§ Records for the task:

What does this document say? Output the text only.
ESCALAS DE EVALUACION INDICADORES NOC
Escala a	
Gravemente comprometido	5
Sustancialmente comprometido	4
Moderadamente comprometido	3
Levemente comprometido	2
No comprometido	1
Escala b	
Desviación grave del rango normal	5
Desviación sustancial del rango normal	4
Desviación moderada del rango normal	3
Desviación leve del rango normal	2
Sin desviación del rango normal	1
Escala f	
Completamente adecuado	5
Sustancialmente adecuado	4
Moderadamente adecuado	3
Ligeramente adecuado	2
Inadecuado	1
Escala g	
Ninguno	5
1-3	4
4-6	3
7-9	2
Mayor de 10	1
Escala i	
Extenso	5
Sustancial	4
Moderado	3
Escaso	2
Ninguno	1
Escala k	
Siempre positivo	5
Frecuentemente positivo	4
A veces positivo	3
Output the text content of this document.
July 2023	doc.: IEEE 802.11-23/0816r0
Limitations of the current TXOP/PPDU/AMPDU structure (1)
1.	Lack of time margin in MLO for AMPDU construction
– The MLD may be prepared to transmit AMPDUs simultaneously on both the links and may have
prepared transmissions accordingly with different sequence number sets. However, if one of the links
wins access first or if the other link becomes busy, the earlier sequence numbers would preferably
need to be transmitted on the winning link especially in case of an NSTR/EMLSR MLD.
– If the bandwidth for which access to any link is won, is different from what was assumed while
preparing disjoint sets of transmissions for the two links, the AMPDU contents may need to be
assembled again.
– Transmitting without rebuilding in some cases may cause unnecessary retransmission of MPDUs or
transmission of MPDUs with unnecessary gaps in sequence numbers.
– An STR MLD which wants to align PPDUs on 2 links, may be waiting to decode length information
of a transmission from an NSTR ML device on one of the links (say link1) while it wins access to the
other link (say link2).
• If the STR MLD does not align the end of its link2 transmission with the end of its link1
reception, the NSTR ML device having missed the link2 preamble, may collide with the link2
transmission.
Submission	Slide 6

§ Task directions: In the entries above, how many lines hold the word "different"? State the number and nothing else.

§ Expected output: 2